Given instruction: Please repeat all of the lines that follow, exactly as written.

========

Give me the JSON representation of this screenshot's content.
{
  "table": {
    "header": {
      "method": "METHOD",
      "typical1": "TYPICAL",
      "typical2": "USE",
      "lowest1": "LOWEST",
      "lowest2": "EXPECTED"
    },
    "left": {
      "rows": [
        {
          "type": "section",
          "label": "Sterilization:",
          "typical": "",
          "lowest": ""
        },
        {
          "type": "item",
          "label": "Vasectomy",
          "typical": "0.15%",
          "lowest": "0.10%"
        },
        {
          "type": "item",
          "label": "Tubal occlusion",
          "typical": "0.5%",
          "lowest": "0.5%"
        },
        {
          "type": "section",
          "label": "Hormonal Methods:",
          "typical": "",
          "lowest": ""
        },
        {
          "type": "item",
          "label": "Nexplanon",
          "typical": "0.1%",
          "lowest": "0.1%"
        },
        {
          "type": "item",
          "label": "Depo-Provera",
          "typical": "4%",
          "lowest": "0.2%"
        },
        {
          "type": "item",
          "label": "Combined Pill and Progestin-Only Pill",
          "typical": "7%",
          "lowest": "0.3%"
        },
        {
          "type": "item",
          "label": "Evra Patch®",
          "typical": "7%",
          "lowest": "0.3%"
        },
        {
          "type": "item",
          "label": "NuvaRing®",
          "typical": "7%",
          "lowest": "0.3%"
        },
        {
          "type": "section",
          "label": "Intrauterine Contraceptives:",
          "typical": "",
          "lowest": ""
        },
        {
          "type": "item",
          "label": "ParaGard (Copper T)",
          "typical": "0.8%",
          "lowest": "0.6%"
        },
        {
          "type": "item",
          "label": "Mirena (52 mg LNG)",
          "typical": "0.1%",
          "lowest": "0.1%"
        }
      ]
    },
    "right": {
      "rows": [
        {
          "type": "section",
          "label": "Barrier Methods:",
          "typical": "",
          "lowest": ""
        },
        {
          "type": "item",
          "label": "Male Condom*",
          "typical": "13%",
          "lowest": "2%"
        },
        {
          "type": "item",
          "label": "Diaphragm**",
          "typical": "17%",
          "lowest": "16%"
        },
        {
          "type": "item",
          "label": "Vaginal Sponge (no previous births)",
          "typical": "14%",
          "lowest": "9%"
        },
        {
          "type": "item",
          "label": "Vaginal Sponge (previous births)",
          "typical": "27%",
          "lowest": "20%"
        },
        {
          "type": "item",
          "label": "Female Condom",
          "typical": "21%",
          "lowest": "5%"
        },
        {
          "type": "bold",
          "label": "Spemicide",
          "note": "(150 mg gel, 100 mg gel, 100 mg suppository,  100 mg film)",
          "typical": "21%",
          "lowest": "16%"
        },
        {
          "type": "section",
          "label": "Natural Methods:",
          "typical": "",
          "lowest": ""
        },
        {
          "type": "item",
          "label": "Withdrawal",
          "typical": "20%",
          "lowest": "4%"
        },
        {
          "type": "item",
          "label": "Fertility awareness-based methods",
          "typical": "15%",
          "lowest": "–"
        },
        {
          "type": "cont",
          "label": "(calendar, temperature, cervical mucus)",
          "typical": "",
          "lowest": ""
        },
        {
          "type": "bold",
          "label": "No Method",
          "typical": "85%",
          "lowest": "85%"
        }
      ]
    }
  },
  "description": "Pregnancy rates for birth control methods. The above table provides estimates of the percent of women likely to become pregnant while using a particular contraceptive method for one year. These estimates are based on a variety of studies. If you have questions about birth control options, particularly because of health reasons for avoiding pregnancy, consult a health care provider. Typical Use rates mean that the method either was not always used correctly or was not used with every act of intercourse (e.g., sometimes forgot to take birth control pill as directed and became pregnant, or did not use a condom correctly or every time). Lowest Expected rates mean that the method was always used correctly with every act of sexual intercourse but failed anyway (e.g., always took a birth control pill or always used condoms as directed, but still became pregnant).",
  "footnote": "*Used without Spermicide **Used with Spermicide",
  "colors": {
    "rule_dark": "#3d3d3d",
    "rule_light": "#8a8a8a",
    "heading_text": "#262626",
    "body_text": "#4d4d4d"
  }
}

========

Problem solution:
Give me the JSON representation of this screenshot's content.
{
  "table": {
    "header": {
      "method": "METHOD",
      "typical1": "TYPICAL",
      "typical2": "USE",
      "lowest1": "LOWEST",
      "lowest2": "EXPECTED"
    },
    "left": {
      "rows": [
        {
          "type": "section",
          "label": "Sterilization:",
          "typical": "",
          "lowest": ""
        },
        {
          "type": "item",
          "label": "Vasectomy",
          "typical": "0.15%",
          "lowest": "0.10%"
        },
        {
          "type": "item",
          "label": "Tubal occlusion",
          "typical": "0.5%",
          "lowest": "0.5%"
        },
        {
          "type": "section",
          "label": "Hormonal Methods:",
          "typical": "",
          "lowest": ""
        },
        {
          "type": "item",
          "label": "Nexplanon",
          "typical": "0.1%",
          "lowest": "0.1%"
        },
        {
          "type": "item",
          "label": "Depo-Provera",
          "typical": "4%",
          "lowest": "0.2%"
        },
        {
          "type": "item",
          "label": "Combined Pill and Progestin-Only Pill",
          "typical": "7%",
          "lowest": "0.3%"
        },
        {
          "type": "item",
          "label": "Evra Patch®",
          "typical": "7%",
          "lowest": "0.3%"
        },
        {
          "type": "item",
          "label": "NuvaRing®",
          "typical": "7%",
          "lowest": "0.3%"
        },
        {
          "type": "section",
          "label": "Intrauterine Contraceptives:",
          "typical": "",
          "lowest": ""
        },
        {
          "type": "item",
          "label": "ParaGard (Copper T)",
          "typical": "0.8%",
          "lowest": "0.6%"
        },
        {
          "type": "item",
          "label": "Mirena (52 mg LNG)",
          "typical": "0.1%",
          "lowest": "0.1%"
        }
      ]
    },
    "right": {
      "rows": [
        {
          "type": "section",
          "label": "Barrier Methods:",
          "typical": "",
          "lowest": ""
        },
        {
          "type": "item",
          "label": "Male Condom*",
          "typical": "13%",
          "lowest": "2%"
        },
        {
          "type": "item",
          "label": "Diaphragm**",
          "typical": "17%",
          "lowest": "16%"
        },
        {
          "type": "item",
          "label": "Vaginal Sponge (no previous births)",
          "typical": "14%",
          "lowest": "9%"
        },
        {
          "type": "item",
          "label": "Vaginal Sponge (previous births)",
          "typical": "27%",
          "lowest": "20%"
        },
        {
          "type": "item",
          "label": "Female Condom",
          "typical": "21%",
          "lowest": "5%"
        },
        {
          "type": "bold",
          "label": "Spemicide",
          "note": "(150 mg gel, 100 mg gel, 100 mg suppository,  100 mg film)",
          "typical": "21%",
          "lowest": "16%"
        },
        {
          "type": "section",
          "label": "Natural Methods:",
          "typical": "",
          "lowest": ""
        },
        {
          "type": "item",
          "label": "Withdrawal",
          "typical": "20%",
          "lowest": "4%"
        },
        {
          "type": "item",
          "label": "Fertility awareness-based methods",
          "typical": "15%",
          "lowest": "–"
        },
        {
          "type": "cont",
          "label": "(calendar, temperature, cervical mucus)",
          "typical": "",
          "lowest": ""
        },
        {
          "type": "bold",
          "label": "No Method",
          "typical": "85%",
          "lowest": "85%"
        }
      ]
    }
  },
  "description": "Pregnancy rates for birth control methods. The above table provides estimates of the percent of women likely to become pregnant while using a particular contraceptive method for one year. These estimates are based on a variety of studies. If you have questions about birth control options, particularly because of health reasons for avoiding pregnancy, consult a health care provider. Typical Use rates mean that the method either was not always used correctly or was not used with every act of intercourse (e.g., sometimes forgot to take birth control pill as directed and became pregnant, or did not use a condom correctly or every time). Lowest Expected rates mean that the method was always used correctly with every act of sexual intercourse but failed anyway (e.g., always took a birth control pill or always used condoms as directed, but still became pregnant).",
  "footnote": "*Used without Spermicide **Used with Spermicide",
  "colors": {
    "rule_dark": "#3d3d3d",
    "rule_light": "#8a8a8a",
    "heading_text": "#262626",
    "body_text": "#4d4d4d"
  }
}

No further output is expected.